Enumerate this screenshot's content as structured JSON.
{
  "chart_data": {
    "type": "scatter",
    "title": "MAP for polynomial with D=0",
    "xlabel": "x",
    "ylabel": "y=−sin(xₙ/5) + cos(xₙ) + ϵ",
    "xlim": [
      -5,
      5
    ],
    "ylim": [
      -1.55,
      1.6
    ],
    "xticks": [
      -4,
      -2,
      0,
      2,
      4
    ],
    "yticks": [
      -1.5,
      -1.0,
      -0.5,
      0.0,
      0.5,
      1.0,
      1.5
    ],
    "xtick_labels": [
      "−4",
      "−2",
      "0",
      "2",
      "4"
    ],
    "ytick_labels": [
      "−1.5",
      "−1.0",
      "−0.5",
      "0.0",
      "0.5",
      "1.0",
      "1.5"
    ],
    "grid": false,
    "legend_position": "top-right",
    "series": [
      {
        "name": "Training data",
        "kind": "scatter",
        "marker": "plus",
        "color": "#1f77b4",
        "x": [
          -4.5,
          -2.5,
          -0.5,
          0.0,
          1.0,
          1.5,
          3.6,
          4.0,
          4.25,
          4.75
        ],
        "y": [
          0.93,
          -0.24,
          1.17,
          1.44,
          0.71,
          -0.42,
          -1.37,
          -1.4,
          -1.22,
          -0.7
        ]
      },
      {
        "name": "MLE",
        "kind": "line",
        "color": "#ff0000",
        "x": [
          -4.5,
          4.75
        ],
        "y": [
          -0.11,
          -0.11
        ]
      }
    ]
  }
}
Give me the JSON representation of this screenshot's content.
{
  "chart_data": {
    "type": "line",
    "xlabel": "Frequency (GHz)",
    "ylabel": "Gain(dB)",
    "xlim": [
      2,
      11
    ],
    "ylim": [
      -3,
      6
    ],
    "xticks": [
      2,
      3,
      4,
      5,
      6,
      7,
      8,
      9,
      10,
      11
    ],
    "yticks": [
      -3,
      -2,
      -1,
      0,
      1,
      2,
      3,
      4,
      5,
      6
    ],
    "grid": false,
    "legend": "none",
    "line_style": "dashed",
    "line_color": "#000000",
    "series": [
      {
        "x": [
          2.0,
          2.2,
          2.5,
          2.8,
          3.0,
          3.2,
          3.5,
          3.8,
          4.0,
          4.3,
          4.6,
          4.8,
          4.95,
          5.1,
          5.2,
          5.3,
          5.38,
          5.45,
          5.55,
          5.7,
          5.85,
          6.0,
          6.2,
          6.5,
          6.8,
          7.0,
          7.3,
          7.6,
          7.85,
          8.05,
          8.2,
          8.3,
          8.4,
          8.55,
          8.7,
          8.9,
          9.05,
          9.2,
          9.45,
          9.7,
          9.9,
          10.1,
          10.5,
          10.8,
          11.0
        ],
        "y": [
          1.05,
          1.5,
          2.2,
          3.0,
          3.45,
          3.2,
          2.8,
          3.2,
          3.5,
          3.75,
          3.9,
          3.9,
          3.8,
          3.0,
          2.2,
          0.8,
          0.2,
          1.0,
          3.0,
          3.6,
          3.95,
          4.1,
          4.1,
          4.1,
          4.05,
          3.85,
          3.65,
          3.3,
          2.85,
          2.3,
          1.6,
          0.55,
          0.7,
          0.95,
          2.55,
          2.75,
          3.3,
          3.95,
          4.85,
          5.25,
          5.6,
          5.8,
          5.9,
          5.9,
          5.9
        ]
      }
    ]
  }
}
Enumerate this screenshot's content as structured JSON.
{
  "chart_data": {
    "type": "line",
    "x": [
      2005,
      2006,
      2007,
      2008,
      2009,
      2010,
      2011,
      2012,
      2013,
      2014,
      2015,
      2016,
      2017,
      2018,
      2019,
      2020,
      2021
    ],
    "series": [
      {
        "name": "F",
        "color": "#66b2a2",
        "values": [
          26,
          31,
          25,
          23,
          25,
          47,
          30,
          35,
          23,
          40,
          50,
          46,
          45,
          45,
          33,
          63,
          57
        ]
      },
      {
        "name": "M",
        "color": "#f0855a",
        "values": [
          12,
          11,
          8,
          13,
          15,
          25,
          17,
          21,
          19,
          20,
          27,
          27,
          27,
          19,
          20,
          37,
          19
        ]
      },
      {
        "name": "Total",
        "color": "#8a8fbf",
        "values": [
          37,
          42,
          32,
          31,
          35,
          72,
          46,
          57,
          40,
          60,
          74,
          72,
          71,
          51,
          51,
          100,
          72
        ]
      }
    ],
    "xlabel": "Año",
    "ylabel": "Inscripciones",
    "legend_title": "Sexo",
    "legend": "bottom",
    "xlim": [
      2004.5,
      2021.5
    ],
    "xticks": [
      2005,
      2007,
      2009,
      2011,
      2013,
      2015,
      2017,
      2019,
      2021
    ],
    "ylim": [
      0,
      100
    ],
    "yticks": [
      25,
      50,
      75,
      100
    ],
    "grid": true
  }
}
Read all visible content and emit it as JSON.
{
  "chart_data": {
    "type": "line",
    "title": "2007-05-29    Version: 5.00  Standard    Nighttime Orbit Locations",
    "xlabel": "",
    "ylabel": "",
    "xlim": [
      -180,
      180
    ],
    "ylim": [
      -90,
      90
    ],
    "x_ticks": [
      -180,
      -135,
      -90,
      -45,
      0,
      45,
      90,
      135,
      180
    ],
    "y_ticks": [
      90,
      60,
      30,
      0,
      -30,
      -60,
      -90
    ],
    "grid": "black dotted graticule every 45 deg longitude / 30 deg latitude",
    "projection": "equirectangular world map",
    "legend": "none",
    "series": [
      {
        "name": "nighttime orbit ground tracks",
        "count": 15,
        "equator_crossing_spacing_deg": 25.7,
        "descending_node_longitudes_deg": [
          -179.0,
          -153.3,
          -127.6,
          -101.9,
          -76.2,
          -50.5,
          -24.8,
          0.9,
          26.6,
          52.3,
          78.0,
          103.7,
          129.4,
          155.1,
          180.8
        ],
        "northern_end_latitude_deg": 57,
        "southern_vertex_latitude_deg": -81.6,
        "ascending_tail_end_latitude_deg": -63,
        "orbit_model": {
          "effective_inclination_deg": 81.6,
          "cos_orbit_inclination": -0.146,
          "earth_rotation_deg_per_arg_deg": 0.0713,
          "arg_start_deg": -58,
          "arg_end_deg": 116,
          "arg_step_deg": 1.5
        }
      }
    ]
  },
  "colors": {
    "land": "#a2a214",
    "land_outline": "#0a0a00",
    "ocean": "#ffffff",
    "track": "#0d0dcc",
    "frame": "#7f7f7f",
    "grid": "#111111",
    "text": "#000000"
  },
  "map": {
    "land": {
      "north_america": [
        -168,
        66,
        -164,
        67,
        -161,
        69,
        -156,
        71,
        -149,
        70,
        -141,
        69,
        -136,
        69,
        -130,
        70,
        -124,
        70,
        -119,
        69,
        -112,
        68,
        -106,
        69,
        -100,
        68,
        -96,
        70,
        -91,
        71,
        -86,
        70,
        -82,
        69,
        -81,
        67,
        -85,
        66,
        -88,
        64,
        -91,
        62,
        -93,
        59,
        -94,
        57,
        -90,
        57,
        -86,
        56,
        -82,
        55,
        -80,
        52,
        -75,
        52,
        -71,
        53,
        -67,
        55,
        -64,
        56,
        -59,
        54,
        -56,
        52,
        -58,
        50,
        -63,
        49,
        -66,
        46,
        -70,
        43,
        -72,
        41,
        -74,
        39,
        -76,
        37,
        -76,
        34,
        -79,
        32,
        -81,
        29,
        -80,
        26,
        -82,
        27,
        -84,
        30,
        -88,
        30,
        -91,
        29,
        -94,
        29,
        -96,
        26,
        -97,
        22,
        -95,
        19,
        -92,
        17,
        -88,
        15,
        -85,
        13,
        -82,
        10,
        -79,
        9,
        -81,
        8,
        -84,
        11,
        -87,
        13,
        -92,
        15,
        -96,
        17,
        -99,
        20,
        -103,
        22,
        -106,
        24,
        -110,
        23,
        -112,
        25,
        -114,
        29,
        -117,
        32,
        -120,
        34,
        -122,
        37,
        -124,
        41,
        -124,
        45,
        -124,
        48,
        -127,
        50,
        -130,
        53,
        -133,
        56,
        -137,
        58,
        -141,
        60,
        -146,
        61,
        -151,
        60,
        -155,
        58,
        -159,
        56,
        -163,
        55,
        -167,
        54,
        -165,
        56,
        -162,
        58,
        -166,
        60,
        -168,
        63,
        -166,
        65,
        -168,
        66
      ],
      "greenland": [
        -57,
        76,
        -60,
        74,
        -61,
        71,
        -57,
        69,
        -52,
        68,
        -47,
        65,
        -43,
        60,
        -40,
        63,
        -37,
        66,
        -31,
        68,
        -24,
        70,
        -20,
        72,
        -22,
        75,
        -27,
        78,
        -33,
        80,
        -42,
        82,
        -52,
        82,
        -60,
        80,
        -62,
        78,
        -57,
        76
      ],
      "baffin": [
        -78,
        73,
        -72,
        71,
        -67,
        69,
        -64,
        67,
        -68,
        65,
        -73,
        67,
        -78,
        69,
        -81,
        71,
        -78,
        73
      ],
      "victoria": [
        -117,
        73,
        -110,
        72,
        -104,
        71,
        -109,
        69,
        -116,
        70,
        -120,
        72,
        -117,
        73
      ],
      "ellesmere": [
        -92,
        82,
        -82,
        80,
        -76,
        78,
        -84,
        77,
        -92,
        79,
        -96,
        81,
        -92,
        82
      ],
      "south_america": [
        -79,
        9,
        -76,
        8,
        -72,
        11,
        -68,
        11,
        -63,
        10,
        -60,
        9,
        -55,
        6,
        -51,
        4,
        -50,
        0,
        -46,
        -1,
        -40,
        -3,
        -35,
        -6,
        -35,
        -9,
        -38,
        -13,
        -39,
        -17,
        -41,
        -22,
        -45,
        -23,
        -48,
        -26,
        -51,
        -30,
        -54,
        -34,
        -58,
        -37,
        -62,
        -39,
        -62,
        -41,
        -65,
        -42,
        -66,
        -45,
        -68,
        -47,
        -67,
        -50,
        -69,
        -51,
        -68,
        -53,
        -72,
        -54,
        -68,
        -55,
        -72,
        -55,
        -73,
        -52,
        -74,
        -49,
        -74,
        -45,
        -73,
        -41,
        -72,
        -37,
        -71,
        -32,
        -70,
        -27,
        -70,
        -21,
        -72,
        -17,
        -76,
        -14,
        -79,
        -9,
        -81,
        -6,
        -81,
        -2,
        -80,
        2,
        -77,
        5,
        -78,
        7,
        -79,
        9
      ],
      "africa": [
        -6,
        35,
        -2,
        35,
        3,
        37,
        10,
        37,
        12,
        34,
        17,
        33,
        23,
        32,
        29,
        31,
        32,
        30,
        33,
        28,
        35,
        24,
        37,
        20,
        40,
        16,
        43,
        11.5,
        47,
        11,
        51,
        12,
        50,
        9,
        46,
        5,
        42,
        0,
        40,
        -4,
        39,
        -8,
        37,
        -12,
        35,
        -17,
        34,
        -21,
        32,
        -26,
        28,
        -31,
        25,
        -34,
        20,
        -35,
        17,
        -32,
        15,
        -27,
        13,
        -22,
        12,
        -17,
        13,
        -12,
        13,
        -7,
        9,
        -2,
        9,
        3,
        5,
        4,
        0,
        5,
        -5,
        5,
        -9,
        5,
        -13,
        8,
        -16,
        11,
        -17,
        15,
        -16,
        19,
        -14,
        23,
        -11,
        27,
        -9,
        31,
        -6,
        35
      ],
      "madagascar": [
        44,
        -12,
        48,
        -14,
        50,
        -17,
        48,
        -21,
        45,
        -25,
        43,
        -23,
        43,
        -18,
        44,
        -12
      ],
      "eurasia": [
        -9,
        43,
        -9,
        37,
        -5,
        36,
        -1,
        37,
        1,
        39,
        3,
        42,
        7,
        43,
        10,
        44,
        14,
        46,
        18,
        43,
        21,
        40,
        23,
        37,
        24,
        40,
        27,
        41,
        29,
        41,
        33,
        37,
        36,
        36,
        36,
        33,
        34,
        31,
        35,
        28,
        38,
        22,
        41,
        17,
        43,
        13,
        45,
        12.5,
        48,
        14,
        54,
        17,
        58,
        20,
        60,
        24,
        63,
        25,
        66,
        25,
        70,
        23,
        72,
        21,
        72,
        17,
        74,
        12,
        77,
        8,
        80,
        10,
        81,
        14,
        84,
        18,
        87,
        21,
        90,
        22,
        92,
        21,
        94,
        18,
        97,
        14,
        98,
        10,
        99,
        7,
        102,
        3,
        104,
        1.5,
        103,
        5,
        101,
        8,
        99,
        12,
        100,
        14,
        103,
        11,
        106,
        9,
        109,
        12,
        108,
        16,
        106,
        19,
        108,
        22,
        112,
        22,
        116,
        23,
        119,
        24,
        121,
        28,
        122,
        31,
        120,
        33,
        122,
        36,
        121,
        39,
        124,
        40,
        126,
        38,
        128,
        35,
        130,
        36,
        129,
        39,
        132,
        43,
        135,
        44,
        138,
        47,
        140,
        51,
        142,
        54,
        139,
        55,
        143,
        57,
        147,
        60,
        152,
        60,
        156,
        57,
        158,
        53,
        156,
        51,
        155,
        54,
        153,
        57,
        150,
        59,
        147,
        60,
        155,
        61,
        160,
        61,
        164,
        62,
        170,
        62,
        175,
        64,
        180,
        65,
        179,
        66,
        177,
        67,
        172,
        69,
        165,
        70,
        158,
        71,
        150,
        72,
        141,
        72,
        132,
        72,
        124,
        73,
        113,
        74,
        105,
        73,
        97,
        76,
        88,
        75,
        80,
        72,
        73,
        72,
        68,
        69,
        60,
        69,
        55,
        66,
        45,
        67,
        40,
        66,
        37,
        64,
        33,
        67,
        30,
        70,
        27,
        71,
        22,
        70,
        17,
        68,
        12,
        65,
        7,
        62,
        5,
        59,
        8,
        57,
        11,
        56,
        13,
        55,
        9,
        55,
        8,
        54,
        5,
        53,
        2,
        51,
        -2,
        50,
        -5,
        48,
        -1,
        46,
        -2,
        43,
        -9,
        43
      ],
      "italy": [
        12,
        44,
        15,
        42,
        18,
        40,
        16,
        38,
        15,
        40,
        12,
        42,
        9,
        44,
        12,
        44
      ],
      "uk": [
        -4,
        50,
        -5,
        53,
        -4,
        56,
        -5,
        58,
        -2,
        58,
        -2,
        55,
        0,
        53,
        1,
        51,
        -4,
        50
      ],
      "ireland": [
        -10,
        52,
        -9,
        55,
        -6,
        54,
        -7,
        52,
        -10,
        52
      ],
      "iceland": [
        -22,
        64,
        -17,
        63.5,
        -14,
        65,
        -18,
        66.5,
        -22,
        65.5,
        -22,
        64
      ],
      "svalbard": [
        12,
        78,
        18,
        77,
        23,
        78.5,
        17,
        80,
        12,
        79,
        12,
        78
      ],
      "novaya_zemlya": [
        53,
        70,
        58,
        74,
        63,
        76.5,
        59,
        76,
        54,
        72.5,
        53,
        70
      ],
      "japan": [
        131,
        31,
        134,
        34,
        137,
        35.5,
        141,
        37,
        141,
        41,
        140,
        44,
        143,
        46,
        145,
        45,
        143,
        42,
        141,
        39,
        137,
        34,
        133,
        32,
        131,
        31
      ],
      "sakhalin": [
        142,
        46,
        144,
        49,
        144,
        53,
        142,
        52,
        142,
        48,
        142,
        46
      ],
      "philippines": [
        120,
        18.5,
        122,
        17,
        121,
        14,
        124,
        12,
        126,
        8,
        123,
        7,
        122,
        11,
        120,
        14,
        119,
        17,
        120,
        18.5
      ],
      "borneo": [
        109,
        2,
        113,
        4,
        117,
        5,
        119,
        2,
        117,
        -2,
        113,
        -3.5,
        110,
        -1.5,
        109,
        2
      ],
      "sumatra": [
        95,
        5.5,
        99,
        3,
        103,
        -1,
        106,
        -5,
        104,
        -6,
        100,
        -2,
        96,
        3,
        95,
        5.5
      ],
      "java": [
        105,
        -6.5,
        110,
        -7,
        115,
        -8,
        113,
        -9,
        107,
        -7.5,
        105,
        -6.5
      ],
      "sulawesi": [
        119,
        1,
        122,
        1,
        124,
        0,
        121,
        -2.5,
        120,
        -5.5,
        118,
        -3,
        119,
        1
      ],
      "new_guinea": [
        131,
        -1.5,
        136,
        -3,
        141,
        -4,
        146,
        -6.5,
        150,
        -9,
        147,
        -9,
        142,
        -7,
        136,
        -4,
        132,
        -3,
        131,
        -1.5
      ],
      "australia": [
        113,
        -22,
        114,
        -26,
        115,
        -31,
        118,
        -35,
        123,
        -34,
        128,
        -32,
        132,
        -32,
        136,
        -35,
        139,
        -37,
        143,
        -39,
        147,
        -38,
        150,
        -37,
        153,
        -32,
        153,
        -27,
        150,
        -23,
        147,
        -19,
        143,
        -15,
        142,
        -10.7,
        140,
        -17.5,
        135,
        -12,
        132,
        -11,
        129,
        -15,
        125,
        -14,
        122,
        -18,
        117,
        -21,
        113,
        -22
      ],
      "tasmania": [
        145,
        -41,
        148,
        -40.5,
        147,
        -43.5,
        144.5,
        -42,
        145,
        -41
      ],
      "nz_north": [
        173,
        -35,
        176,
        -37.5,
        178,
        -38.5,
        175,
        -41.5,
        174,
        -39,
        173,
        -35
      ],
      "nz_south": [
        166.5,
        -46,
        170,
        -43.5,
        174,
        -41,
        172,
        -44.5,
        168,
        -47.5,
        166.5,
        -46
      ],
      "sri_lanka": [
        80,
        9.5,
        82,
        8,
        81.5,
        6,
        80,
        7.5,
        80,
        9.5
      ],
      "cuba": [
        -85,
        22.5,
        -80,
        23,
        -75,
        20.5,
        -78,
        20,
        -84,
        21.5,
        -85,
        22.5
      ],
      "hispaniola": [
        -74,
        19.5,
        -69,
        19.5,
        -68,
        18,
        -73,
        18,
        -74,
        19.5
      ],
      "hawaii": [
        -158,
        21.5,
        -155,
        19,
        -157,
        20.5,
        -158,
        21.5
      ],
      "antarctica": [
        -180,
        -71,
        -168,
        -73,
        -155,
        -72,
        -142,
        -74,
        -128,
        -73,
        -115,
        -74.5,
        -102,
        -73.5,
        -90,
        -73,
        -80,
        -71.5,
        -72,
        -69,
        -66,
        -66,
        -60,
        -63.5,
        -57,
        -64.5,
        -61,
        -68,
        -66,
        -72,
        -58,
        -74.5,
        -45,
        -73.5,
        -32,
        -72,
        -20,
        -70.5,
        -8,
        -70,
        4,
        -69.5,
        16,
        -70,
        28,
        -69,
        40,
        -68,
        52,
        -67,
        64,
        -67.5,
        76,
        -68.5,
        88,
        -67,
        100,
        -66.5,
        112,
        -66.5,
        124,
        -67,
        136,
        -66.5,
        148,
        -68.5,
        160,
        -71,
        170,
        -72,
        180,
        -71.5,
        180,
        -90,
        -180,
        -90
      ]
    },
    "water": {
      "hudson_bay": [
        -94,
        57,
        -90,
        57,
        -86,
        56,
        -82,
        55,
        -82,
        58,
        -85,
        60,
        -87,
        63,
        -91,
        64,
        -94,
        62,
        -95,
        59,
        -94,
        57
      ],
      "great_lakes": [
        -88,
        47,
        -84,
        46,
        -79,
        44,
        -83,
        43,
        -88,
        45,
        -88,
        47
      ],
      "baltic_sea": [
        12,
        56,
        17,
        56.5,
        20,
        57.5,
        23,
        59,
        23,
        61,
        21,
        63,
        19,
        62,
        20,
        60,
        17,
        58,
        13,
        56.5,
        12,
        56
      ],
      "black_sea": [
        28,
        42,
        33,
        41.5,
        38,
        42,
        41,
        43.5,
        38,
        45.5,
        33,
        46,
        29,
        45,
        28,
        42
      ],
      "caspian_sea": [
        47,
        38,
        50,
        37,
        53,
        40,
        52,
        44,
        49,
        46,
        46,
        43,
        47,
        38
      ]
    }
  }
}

Stated task:
Reproduce each line from the records that contains the word "ylabel".

Final answer:
    "ylabel": "y=−sin(xₙ/5) + cos(xₙ) + ϵ",
    "ylabel": "Gain(dB)",
    "ylabel": "Inscripciones",
    "ylabel": "",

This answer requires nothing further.